Quem se apega apenas à visão constitucionalista dos textos e palavras legais(não esquecer que leis são escritas por homens que representam grupos, classes ou tendências sociais), sem tentar ver os interesses e forças econômicas que agem por meio de influências e representações nas instâncias, ou é ingênuo ou mal intencionado.Pode até ser as duas coisas ao mesmo tempo.Nós, povo brasileiro-essa abstração indefinida em textos , imaginações e discursos- temos sementes autoritárias e anti-democráticas visíveis em nossa "alma tropical".Há muita coisa de ditadura e preconceito embutida, em nossas leis, em nosso etos, em nossa forma de ser e se relacionar com o próprio semelhante..Falta algum tipo de superego coletivo para moldar nossa forma de agir, em pequenas e grandes coisas,sem precisarmos da tutoria de grandes pais, de salvadores da pátria ou de políticos inescrupulosos que dizem nos representar, representando na verdade a nossa ausência constante no universo político; talvez expressões de nossa imagem e semelhança.Sempre achei suspeita a ética dos fins que justificam os meios.Mas certos meios podem definir os fins.Os passos de um processo delimitam os resultados finais.E se forem torpes, o resultado não pode ser nada melhor que o abominável.

- [Dados armazenados]
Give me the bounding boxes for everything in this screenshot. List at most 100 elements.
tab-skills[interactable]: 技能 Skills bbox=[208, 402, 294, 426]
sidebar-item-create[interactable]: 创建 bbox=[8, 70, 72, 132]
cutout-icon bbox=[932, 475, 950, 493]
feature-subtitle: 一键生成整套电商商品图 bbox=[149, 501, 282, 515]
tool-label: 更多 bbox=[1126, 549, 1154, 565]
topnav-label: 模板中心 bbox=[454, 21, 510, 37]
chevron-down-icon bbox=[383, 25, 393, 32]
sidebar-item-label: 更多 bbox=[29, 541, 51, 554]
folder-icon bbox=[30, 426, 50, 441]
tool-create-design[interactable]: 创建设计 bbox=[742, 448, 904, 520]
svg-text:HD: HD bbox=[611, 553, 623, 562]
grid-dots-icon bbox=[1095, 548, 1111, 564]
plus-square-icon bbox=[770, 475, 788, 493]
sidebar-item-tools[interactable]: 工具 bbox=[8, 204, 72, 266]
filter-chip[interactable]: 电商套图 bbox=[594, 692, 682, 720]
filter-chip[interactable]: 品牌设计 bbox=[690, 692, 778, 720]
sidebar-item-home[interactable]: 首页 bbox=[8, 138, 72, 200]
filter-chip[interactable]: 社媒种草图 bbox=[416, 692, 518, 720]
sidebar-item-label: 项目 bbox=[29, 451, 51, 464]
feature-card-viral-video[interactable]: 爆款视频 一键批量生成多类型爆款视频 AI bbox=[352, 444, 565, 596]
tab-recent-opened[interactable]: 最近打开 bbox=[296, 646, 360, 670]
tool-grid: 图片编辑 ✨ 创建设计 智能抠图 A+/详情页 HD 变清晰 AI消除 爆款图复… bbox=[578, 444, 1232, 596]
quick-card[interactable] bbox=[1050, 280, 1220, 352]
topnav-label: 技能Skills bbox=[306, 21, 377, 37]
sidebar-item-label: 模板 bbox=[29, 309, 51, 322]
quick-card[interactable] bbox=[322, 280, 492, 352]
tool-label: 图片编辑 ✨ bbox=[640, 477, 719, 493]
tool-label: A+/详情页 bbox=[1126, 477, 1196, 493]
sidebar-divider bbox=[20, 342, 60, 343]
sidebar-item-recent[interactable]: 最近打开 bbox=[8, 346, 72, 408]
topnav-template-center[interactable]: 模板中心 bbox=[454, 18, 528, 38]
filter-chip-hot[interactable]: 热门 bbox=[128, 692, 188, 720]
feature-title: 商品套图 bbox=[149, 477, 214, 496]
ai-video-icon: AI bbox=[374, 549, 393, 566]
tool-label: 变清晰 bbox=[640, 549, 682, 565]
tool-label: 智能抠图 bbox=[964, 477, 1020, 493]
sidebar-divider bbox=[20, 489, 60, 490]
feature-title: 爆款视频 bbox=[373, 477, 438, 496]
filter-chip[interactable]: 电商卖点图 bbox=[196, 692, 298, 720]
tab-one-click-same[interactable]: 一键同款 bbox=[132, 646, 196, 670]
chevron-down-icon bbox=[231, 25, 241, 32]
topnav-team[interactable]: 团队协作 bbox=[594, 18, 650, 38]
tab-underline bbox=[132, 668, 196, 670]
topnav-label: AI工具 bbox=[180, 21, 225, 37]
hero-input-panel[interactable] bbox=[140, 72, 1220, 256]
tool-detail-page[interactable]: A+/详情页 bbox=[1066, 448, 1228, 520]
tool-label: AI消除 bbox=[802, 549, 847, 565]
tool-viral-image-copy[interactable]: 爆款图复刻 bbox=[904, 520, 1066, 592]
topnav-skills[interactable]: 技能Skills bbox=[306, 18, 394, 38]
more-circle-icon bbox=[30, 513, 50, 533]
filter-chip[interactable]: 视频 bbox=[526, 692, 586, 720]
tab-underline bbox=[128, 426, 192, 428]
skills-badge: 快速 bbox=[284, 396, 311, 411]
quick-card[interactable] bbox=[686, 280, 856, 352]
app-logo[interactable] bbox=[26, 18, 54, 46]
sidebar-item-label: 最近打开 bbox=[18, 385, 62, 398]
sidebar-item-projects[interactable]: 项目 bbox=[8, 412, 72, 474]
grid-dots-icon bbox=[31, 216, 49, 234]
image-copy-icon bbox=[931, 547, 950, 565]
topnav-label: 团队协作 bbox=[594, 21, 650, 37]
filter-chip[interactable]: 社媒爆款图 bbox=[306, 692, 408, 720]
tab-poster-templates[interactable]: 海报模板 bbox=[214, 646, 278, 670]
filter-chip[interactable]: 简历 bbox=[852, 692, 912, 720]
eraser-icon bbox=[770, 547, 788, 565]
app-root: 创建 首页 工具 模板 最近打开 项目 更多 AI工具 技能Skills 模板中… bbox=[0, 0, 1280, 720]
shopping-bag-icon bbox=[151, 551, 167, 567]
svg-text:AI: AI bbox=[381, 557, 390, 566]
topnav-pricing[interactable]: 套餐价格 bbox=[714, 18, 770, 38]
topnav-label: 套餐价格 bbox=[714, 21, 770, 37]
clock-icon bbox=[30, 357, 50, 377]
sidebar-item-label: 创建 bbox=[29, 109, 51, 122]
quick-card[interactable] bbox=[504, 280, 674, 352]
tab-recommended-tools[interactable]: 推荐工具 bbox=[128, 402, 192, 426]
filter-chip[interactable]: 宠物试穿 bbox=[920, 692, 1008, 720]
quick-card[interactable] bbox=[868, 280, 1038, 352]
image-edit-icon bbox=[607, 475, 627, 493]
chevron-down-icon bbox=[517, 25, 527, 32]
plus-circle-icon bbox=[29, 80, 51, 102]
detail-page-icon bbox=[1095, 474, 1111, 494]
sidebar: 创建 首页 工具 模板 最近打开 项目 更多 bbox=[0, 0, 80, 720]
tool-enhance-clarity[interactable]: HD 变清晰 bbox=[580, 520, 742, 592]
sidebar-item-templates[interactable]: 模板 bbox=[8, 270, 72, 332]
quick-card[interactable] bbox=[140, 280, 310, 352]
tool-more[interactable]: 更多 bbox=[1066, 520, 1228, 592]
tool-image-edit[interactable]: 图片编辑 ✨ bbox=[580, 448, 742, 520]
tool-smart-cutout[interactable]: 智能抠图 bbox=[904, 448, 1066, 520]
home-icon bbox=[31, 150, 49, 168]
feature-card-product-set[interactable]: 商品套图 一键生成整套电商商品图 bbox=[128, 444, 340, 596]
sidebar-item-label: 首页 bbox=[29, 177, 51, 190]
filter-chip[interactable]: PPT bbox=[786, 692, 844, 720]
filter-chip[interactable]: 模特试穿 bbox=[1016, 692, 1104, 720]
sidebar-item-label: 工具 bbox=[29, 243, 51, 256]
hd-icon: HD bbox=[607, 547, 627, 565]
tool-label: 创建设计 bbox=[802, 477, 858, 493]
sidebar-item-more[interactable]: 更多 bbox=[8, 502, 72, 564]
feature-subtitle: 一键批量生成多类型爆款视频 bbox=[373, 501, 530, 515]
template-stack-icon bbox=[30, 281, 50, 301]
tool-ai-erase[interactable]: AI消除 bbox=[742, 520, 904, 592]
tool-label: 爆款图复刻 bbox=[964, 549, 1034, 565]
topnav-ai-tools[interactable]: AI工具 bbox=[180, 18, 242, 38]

- [Verifique sua compreensão]
(A) Segundo o trecho sobre o povo brasileiro e as leis, o que é quem se apega apenas à visão constitucionalista dos textos legais, sem tentar ver os interesses e forças econômicas?
(B) Escreva a continuação do trecho sobre o povo brasileiro e as leis a partir de sua última frase.
As entradas não guardam relação com o trecho sobre o povo brasileiro e as leis.

- [Respostas dos exercícios]
(A) Ou é ingênuo ou mal-intencionado, podendo ser as duas coisas ao mesmo tempo.

(B)
Vão dizer que lutar é o mais importante.Bem, aos jovens, que peguem o bastão.Consigo apenas manter minha indignação, a qual certamente levarei para o túmulo; não poderei nem ao menos usá-la como moeda a negociar com Caronte.
Passam os dias e chegam as rugas, apenas o tempo me faz, ao longo relento, mais e mais desistir do Brasil.Mas tenho eu o direito de desistir da humanidade?Não, a humanidade é maior do que o Brasil.O país é apenas um acidente a mais, na acidental existência do planeta no cosmo.